**Given task:**
Transcribe each of the records below exactly, excluding all pictures.

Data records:
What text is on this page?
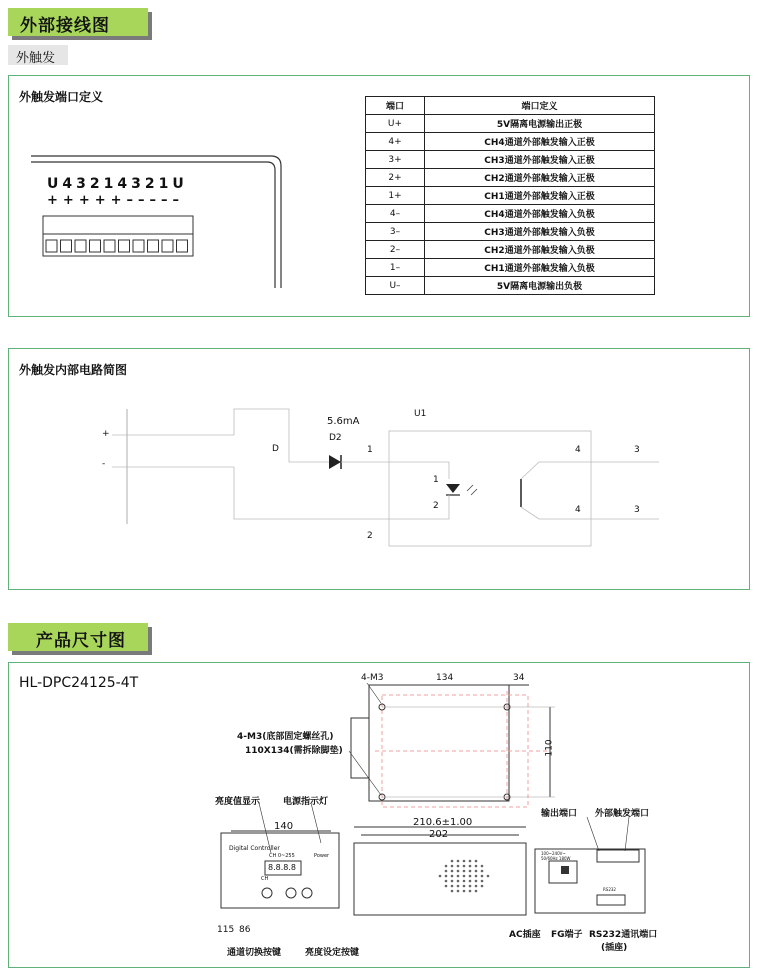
外部接线图
外触发
外触发端口定义
U43214321U
+++++–––––
端口	端口定义
U+	5V隔离电源输出正极
4+	CH4通道外部触发输入正极
3+	CH3通道外部触发输入正极
2+	CH2通道外部触发输入正极
1+	CH1通道外部触发输入正极
4–	CH4通道外部触发输入负极
3–	CH3通道外部触发输入负极
2–	CH2通道外部触发输入负极
1–	CH1通道外部触发输入负极
U–	5V隔离电源输出负极
外触发内部电路简图
+
-
D
5.6mA
D2
U1
1
2
1
2
4
4
3
3
产品尺寸图
HL-DPC24125-4T	4-M3	134	34
110
4-M3(底部固定螺丝孔)
110X134(需拆除脚垫)
亮度值显示	电源指示灯
140	210.6±1.00
202
Digital Controller
CH 0~255
8.8.8.8
Power
CH
115 86
通道切换按键	亮度设定按键
输出端口 外部触发端口
100~240V~
50/60Hz 180W
RS232
AC插座 FG端子 RS232通讯端口
(插座)
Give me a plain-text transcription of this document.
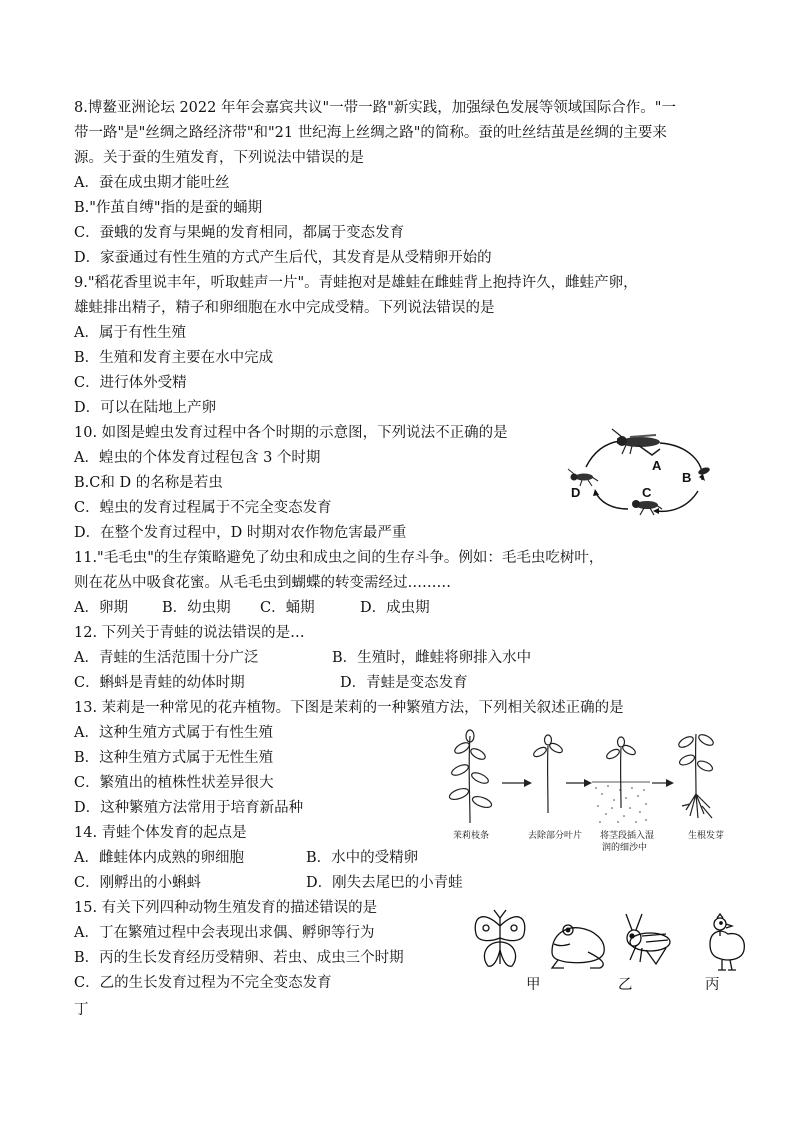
8.博鳌亚洲论坛 2022 年年会嘉宾共议"一带一路"新实践，加强绿色发展等领域国际合作。"一
带一路"是"丝绸之路经济带"和"21 世纪海上丝绸之路"的简称。蚕的吐丝结茧是丝绸的主要来
源。关于蚕的生殖发育，下列说法中错误的是
A．蚕在成虫期才能吐丝
B."作茧自缚"指的是蚕的蛹期
C．蚕蛾的发育与果蝇的发育相同，都属于变态发育
D．家蚕通过有性生殖的方式产生后代，其发育是从受精卵开始的
9."稻花香里说丰年，听取蛙声一片"。青蛙抱对是雄蛙在雌蛙背上抱持许久，雌蛙产卵，
雄蛙排出精子，精子和卵细胞在水中完成受精。下列说法错误的是
A．属于有性生殖
B．生殖和发育主要在水中完成
C．进行体外受精
D．可以在陆地上产卵
10. 如图是蝗虫发育过程中各个时期的示意图，下列说法不正确的是
A．蝗虫的个体发育过程包含 3 个时期
B.C和 D 的名称是若虫
C．蝗虫的发育过程属于不完全变态发育
D．在整个发育过程中，D 时期对农作物危害最严重
A
B
C
D
11."毛毛虫"的生存策略避免了幼虫和成虫之间的生存斗争。例如：毛毛虫吃树叶，
则在花丛中吸食花蜜。从毛毛虫到蝴蝶的转变需经过………
A．卵期 B．幼虫期 C．蛹期	D．成虫期
12. 下列关于青蛙的说法错误的是…
A．青蛙的生活范围十分广泛	B．生殖时，雌蛙将卵排入水中
C．蝌蚪是青蛙的幼体时期	D．青蛙是变态发育
13. 茉莉是一种常见的花卉植物。下图是茉莉的一种繁殖方法，下列相关叙述正确的是
A．这种生殖方式属于有性生殖
B．这种生殖方式属于无性生殖
C．繁殖出的植株性状差异很大
D．这种繁殖方法常用于培育新品种
茉莉枝条	去除部分叶片 将茎段插入湿
润的细沙中
生根发芽
14. 青蛙个体发育的起点是
A．雌蛙体内成熟的卵细胞	B．水中的受精卵
C．刚孵出的小蝌蚪	D．刚失去尾巴的小青蛙
15. 有关下列四种动物生殖发育的描述错误的是
A．丁在繁殖过程中会表现出求偶、孵卵等行为
B．丙的生长发育经历受精卵、若虫、成虫三个时期
C．乙的生长发育过程为不完全变态发育	甲	乙	丙
丁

**Answer to the exercise:**
What text is on this page?
外部接线图
外触发
外触发端口定义
U43214321U
+++++–––––
端口	端口定义
U+	5V隔离电源输出正极
4+	CH4通道外部触发输入正极
3+	CH3通道外部触发输入正极
2+	CH2通道外部触发输入正极
1+	CH1通道外部触发输入正极
4–	CH4通道外部触发输入负极
3–	CH3通道外部触发输入负极
2–	CH2通道外部触发输入负极
1–	CH1通道外部触发输入负极
U–	5V隔离电源输出负极
外触发内部电路简图
+
-
D
5.6mA
D2
U1
1
2
1
2
4
4
3
3
产品尺寸图
HL-DPC24125-4T	4-M3	134	34
110
4-M3(底部固定螺丝孔)
110X134(需拆除脚垫)
亮度值显示	电源指示灯
140	210.6±1.00
202
Digital Controller
CH 0~255
8.8.8.8
Power
CH
115 86
通道切换按键	亮度设定按键
输出端口 外部触发端口
100~240V~
50/60Hz 180W
RS232
AC插座 FG端子 RS232通讯端口
(插座)
Give me a plain-text transcription of this document.
8.博鳌亚洲论坛 2022 年年会嘉宾共议"一带一路"新实践，加强绿色发展等领域国际合作。"一
带一路"是"丝绸之路经济带"和"21 世纪海上丝绸之路"的简称。蚕的吐丝结茧是丝绸的主要来
源。关于蚕的生殖发育，下列说法中错误的是
A．蚕在成虫期才能吐丝
B."作茧自缚"指的是蚕的蛹期
C．蚕蛾的发育与果蝇的发育相同，都属于变态发育
D．家蚕通过有性生殖的方式产生后代，其发育是从受精卵开始的
9."稻花香里说丰年，听取蛙声一片"。青蛙抱对是雄蛙在雌蛙背上抱持许久，雌蛙产卵，
雄蛙排出精子，精子和卵细胞在水中完成受精。下列说法错误的是
A．属于有性生殖
B．生殖和发育主要在水中完成
C．进行体外受精
D．可以在陆地上产卵
10. 如图是蝗虫发育过程中各个时期的示意图，下列说法不正确的是
A．蝗虫的个体发育过程包含 3 个时期
B.C和 D 的名称是若虫
C．蝗虫的发育过程属于不完全变态发育
D．在整个发育过程中，D 时期对农作物危害最严重
A
B
C
D
11."毛毛虫"的生存策略避免了幼虫和成虫之间的生存斗争。例如：毛毛虫吃树叶，
则在花丛中吸食花蜜。从毛毛虫到蝴蝶的转变需经过………
A．卵期 B．幼虫期 C．蛹期	D．成虫期
12. 下列关于青蛙的说法错误的是…
A．青蛙的生活范围十分广泛	B．生殖时，雌蛙将卵排入水中
C．蝌蚪是青蛙的幼体时期	D．青蛙是变态发育
13. 茉莉是一种常见的花卉植物。下图是茉莉的一种繁殖方法，下列相关叙述正确的是
A．这种生殖方式属于有性生殖
B．这种生殖方式属于无性生殖
C．繁殖出的植株性状差异很大
D．这种繁殖方法常用于培育新品种
茉莉枝条	去除部分叶片 将茎段插入湿
润的细沙中
生根发芽
14. 青蛙个体发育的起点是
A．雌蛙体内成熟的卵细胞	B．水中的受精卵
C．刚孵出的小蝌蚪	D．刚失去尾巴的小青蛙
15. 有关下列四种动物生殖发育的描述错误的是
A．丁在繁殖过程中会表现出求偶、孵卵等行为
B．丙的生长发育经历受精卵、若虫、成虫三个时期
C．乙的生长发育过程为不完全变态发育	甲	乙	丙
丁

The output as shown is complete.